- [GIVEN TASK]: Restate every entry word for word.
** START OF DATA FOR THIS TASK **
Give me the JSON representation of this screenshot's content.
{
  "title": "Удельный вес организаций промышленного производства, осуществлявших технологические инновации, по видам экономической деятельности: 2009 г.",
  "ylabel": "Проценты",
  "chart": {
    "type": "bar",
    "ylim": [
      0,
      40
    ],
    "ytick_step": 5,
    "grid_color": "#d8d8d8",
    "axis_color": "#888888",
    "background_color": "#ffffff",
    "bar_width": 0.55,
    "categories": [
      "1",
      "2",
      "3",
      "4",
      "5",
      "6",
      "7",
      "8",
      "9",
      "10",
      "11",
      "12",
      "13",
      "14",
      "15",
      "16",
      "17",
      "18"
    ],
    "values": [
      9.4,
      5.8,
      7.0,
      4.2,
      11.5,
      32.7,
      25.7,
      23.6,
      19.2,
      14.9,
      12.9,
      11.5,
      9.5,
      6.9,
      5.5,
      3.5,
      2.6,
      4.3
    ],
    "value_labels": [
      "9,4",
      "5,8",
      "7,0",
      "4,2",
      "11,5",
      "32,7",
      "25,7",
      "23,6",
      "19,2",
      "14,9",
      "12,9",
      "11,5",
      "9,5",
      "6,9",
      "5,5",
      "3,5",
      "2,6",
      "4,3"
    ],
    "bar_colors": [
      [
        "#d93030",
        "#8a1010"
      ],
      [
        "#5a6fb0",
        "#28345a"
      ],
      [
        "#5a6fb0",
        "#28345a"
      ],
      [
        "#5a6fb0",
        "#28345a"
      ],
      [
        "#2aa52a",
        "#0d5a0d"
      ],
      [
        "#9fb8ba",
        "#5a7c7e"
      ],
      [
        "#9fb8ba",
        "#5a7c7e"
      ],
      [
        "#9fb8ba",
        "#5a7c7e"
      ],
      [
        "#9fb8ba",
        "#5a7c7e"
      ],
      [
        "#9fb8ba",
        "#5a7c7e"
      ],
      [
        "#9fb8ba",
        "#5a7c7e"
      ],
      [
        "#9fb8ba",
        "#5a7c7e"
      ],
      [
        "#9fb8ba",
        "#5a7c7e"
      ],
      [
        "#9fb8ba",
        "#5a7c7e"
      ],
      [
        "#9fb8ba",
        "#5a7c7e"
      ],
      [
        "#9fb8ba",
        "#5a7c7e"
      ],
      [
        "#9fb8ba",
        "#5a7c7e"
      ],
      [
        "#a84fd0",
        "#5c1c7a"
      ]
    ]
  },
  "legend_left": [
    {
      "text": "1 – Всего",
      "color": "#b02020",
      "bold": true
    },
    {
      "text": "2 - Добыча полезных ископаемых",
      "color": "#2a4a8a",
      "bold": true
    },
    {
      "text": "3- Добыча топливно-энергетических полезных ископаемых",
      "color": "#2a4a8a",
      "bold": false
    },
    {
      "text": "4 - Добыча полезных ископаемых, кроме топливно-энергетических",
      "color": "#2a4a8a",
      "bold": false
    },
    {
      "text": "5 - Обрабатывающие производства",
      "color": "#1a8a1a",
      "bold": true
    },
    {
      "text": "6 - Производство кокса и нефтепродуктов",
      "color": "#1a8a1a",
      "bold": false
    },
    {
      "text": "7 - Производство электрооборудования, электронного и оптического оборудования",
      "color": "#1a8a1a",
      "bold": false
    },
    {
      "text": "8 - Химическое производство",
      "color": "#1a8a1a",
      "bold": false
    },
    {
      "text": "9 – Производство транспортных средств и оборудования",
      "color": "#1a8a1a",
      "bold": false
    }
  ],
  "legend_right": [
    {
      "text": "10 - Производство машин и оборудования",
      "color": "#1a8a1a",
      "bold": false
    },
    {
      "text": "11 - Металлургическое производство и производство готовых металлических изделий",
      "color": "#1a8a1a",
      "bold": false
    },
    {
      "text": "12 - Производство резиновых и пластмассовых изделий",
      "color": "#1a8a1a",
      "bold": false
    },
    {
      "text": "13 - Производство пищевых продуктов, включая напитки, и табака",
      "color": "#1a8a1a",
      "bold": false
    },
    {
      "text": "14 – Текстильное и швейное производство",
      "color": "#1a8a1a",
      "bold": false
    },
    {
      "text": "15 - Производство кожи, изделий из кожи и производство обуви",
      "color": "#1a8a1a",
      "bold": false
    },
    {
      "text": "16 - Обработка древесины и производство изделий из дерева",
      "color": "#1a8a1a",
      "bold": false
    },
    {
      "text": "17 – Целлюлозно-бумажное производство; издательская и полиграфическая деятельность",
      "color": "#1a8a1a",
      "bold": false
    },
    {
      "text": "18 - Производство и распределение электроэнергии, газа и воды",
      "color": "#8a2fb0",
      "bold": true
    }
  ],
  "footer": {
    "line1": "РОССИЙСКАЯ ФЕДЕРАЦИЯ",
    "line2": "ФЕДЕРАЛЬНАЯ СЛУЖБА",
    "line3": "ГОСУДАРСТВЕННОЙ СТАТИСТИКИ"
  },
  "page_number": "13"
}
** END OF DATA FOR THIS TASK **
- [OUTPUT FOR THIS EXERCISE]:
Give me the JSON representation of this screenshot's content.
{
  "title": "Удельный вес организаций промышленного производства, осуществлявших технологические инновации, по видам экономической деятельности: 2009 г.",
  "ylabel": "Проценты",
  "chart": {
    "type": "bar",
    "ylim": [
      0,
      40
    ],
    "ytick_step": 5,
    "grid_color": "#d8d8d8",
    "axis_color": "#888888",
    "background_color": "#ffffff",
    "bar_width": 0.55,
    "categories": [
      "1",
      "2",
      "3",
      "4",
      "5",
      "6",
      "7",
      "8",
      "9",
      "10",
      "11",
      "12",
      "13",
      "14",
      "15",
      "16",
      "17",
      "18"
    ],
    "values": [
      9.4,
      5.8,
      7.0,
      4.2,
      11.5,
      32.7,
      25.7,
      23.6,
      19.2,
      14.9,
      12.9,
      11.5,
      9.5,
      6.9,
      5.5,
      3.5,
      2.6,
      4.3
    ],
    "value_labels": [
      "9,4",
      "5,8",
      "7,0",
      "4,2",
      "11,5",
      "32,7",
      "25,7",
      "23,6",
      "19,2",
      "14,9",
      "12,9",
      "11,5",
      "9,5",
      "6,9",
      "5,5",
      "3,5",
      "2,6",
      "4,3"
    ],
    "bar_colors": [
      [
        "#d93030",
        "#8a1010"
      ],
      [
        "#5a6fb0",
        "#28345a"
      ],
      [
        "#5a6fb0",
        "#28345a"
      ],
      [
        "#5a6fb0",
        "#28345a"
      ],
      [
        "#2aa52a",
        "#0d5a0d"
      ],
      [
        "#9fb8ba",
        "#5a7c7e"
      ],
      [
        "#9fb8ba",
        "#5a7c7e"
      ],
      [
        "#9fb8ba",
        "#5a7c7e"
      ],
      [
        "#9fb8ba",
        "#5a7c7e"
      ],
      [
        "#9fb8ba",
        "#5a7c7e"
      ],
      [
        "#9fb8ba",
        "#5a7c7e"
      ],
      [
        "#9fb8ba",
        "#5a7c7e"
      ],
      [
        "#9fb8ba",
        "#5a7c7e"
      ],
      [
        "#9fb8ba",
        "#5a7c7e"
      ],
      [
        "#9fb8ba",
        "#5a7c7e"
      ],
      [
        "#9fb8ba",
        "#5a7c7e"
      ],
      [
        "#9fb8ba",
        "#5a7c7e"
      ],
      [
        "#a84fd0",
        "#5c1c7a"
      ]
    ]
  },
  "legend_left": [
    {
      "text": "1 – Всего",
      "color": "#b02020",
      "bold": true
    },
    {
      "text": "2 - Добыча полезных ископаемых",
      "color": "#2a4a8a",
      "bold": true
    },
    {
      "text": "3- Добыча топливно-энергетических полезных ископаемых",
      "color": "#2a4a8a",
      "bold": false
    },
    {
      "text": "4 - Добыча полезных ископаемых, кроме топливно-энергетических",
      "color": "#2a4a8a",
      "bold": false
    },
    {
      "text": "5 - Обрабатывающие производства",
      "color": "#1a8a1a",
      "bold": true
    },
    {
      "text": "6 - Производство кокса и нефтепродуктов",
      "color": "#1a8a1a",
      "bold": false
    },
    {
      "text": "7 - Производство электрооборудования, электронного и оптического оборудования",
      "color": "#1a8a1a",
      "bold": false
    },
    {
      "text": "8 - Химическое производство",
      "color": "#1a8a1a",
      "bold": false
    },
    {
      "text": "9 – Производство транспортных средств и оборудования",
      "color": "#1a8a1a",
      "bold": false
    }
  ],
  "legend_right": [
    {
      "text": "10 - Производство машин и оборудования",
      "color": "#1a8a1a",
      "bold": false
    },
    {
      "text": "11 - Металлургическое производство и производство готовых металлических изделий",
      "color": "#1a8a1a",
      "bold": false
    },
    {
      "text": "12 - Производство резиновых и пластмассовых изделий",
      "color": "#1a8a1a",
      "bold": false
    },
    {
      "text": "13 - Производство пищевых продуктов, включая напитки, и табака",
      "color": "#1a8a1a",
      "bold": false
    },
    {
      "text": "14 – Текстильное и швейное производство",
      "color": "#1a8a1a",
      "bold": false
    },
    {
      "text": "15 - Производство кожи, изделий из кожи и производство обуви",
      "color": "#1a8a1a",
      "bold": false
    },
    {
      "text": "16 - Обработка древесины и производство изделий из дерева",
      "color": "#1a8a1a",
      "bold": false
    },
    {
      "text": "17 – Целлюлозно-бумажное производство; издательская и полиграфическая деятельность",
      "color": "#1a8a1a",
      "bold": false
    },
    {
      "text": "18 - Производство и распределение электроэнергии, газа и воды",
      "color": "#8a2fb0",
      "bold": true
    }
  ],
  "footer": {
    "line1": "РОССИЙСКАЯ ФЕДЕРАЦИЯ",
    "line2": "ФЕДЕРАЛЬНАЯ СЛУЖБА",
    "line3": "ГОСУДАРСТВЕННОЙ СТАТИСТИКИ"
  },
  "page_number": "13"
}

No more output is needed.